**WORK TO COMPLETE**
#1 Reproduce a portion of the passage on Carlin's lacquered furniture, character for character: begin at the words "Among the limited" and stop after the words "1989, p. 353).".
#2 In the listing, rename "value-label" to "percentage-label" and give back only the lines from the one that has "category-label: Non saprei" through the final line of the listing, with every other part left unchanged.
— start GIVEN PASSAGE —
The purpose of the marchands-merciers was to sniff out or initiate the latest trends; they became instigators, instructors, renewing interest, even accelerating the evolution of styles, ably keeping their clientele on their toes. (P. Verlet, "Le commerce des objets d'art et les marchands merciers à Paris au XVIIIe siècle", in Annales de l'économie, 1958, vol. XIII, pp. 10-29). Through the Darnault brothers, Carlin furnished the interiors of the kingdom's elite with pieces decorated with these refined panels from the Far East. For example, he delivered a series of Japanese lacquered furniture for Mesdames at the Château de Bellevue; in 1781, for Madame Adélaïde, a commode-secretaire (which has unfortunately since lost its lacquered panels) and two corner pieces (Musée du Louvre; inv. OA 5467) for her grand cabinet; then after her death in 1785, for Madame Victoire a commode (inv. OA 5498), a pair of corner pieces (inv. OA 5499), a console, a chiffonier (inv. OA 5470) and a bureau (inv. OA 10419). These two sets, apart from the console, are in the Louvre.
Through Daguerre, Carlin also made an impressive corner commode for Madame de Brunoy's town house in the Faubourg Saint-Honoré, which is also in the Louvre (inv. OA 5472).
Among the limited corpus of Japanese lacquer furniture made by Carlin, let us also mention the secrétaire en cabinet delivered to Mademoiselle Laguerre (Christie's sale, London, 9 December 1982, lot 74), illustrated in A. Pradère, Les Ebénistes français de Louis XIV à la Révolution, Paris, 1989, p. 353).
JAPANESE LACQUERS
Lacquer is a material that was subject to two constraints. The first was the rarity of these panels, as illustrated by the fact that the panels for Madame Victoire's commode were taken from a cabinet belonging to the Duc d'Aumont, which was bought by the Darnaults for 2,449 l. at a sale in 1782.
The second constraint was the particularly technical process of applying the lacquer from chests and screens imported from China and Japan to European furniture, which is best explained in the words of André Jacques Roubo (1739-1791) in his book L'Art du menuisier, ébéniste: The lacquer that is usually used in cabinetmaking is taken from sheets (…), which, for the most part, are varnished and painted on both sides, and which have to be split down the middle and then planed down so that they can be veneered on ordinary cabinetmaking bases. One must take many precautions (…) lest the varnish crack or splinter (….); after which they are veneered on the work in the usual way, although one should take the precaution of heating them. (…) one surrounds the joints of the lacquered works with ornaments or copper frames because whatever precautions one takes in cutting the lacquer leaves, it is very difficult not to make a few splinters.
— end GIVEN PASSAGE —
— start GIVEN ENTRIES —
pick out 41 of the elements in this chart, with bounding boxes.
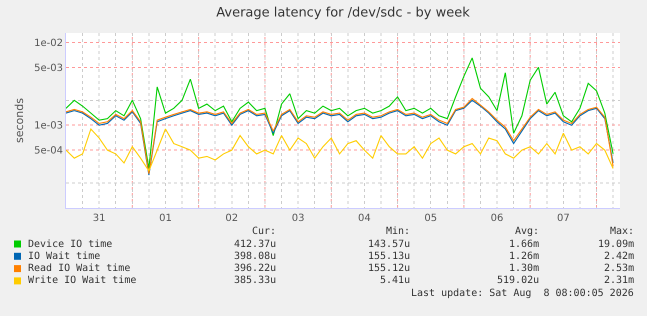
x-tick-label: 02 — [225, 213, 238, 224]
y-tick-label: 1e-02 — [34, 38, 63, 49]
x-tick-label: 07 — [556, 213, 570, 224]
x-tick-label: 01 — [159, 213, 172, 224]
text: Max: — [610, 226, 634, 237]
x-tick-label: 31 — [92, 213, 106, 224]
text: Min: — [386, 226, 410, 237]
chart-title: Average latency for /dev/sdc - by week — [216, 6, 470, 21]
text: 396.22u — [234, 263, 276, 274]
text: 398.08u — [234, 251, 276, 262]
x-tick-label: 06 — [490, 213, 504, 224]
y-tick-label: 5e-03 — [34, 62, 63, 74]
text: 2.42m — [604, 251, 634, 262]
text: 143.57u — [368, 239, 410, 250]
y-tick-label: 1e-03 — [34, 120, 63, 132]
legend-label: Write IO Wait time — [28, 275, 136, 286]
x-tick-label: 04 — [358, 213, 371, 224]
text: Last update: Sat Aug 8 08:00:05 2026 — [411, 288, 634, 299]
text: 5.41u — [380, 275, 410, 286]
text: 385.33u — [234, 275, 276, 286]
legend-label: Device IO time — [28, 239, 112, 250]
legend-label: Read IO Wait time — [28, 263, 130, 274]
y-tick-label: 5e-04 — [34, 146, 63, 157]
line-series — [66, 128, 614, 172]
text: 155.13u — [368, 251, 410, 262]
text: Cur: — [252, 226, 276, 237]
text: 1.30m — [509, 263, 540, 274]
text: 519.02u — [497, 275, 540, 286]
text: 1.66m — [509, 239, 540, 250]
legend-label: IO Wait time — [28, 251, 100, 262]
line-series — [66, 57, 614, 170]
text: 2.53m — [604, 263, 634, 274]
x-tick-label: 03 — [292, 213, 304, 224]
text: 19.09m — [598, 239, 634, 250]
text: Avg: — [515, 226, 540, 237]
text: 2.31m — [604, 275, 634, 286]
x-tick-label: 05 — [424, 213, 438, 224]
text: 412.37u — [234, 239, 276, 250]
text: 1.26m — [509, 251, 540, 262]
y-axis-title: seconds — [12, 98, 26, 143]
text: 155.12u — [368, 263, 410, 274]
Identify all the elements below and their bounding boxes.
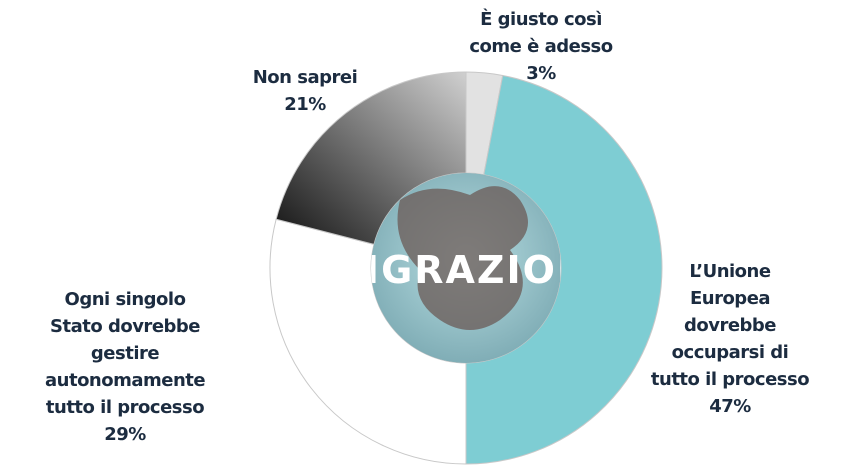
category-label: Non saprei xyxy=(240,64,370,91)
value-label: 47% xyxy=(648,393,813,420)
slice-label: Ogni singolo Stato dovrebbe gestire auto… xyxy=(45,286,205,448)
slice-label: L’Unione Europea dovrebbe occuparsi di t… xyxy=(648,258,813,420)
chart: MIGRAZIONI È giusto così come è adesso3%… xyxy=(0,0,849,465)
value-label: 21% xyxy=(240,91,370,118)
category-label: È giusto così come è adesso xyxy=(466,6,616,60)
category-label: L’Unione Europea dovrebbe occuparsi di t… xyxy=(648,258,813,393)
category-label: Ogni singolo Stato dovrebbe gestire auto… xyxy=(45,286,205,421)
value-label: 3% xyxy=(466,60,616,87)
value-label: 29% xyxy=(45,421,205,448)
— end GIVEN ENTRIES —
**RESULTS BY TASK**
#1
Among the limited corpus of Japanese lacquer furniture made by Carlin, let us also mention the secrétaire en cabinet delivered to Mademoiselle Laguerre (Christie's sale, London, 9 December 1982, lot 74), illustrated in A. Pradère, Les Ebénistes français de Louis XIV à la Révolution, Paris, 1989, p. 353).

#2
category-label: Non saprei xyxy=(240,64,370,91)
percentage-label: 47% xyxy=(648,393,813,420)
slice-label: Ogni singolo Stato dovrebbe gestire auto… xyxy=(45,286,205,448)
slice-label: L’Unione Europea dovrebbe occuparsi di t… xyxy=(648,258,813,420)
chart: MIGRAZIONI È giusto così come è adesso3%… xyxy=(0,0,849,465)
percentage-label: 21% xyxy=(240,91,370,118)
category-label: È giusto così come è adesso xyxy=(466,6,616,60)
category-label: L’Unione Europea dovrebbe occuparsi di t… xyxy=(648,258,813,393)
category-label: Ogni singolo Stato dovrebbe gestire auto… xyxy=(45,286,205,421)
percentage-label: 3% xyxy=(466,60,616,87)
percentage-label: 29% xyxy=(45,421,205,448)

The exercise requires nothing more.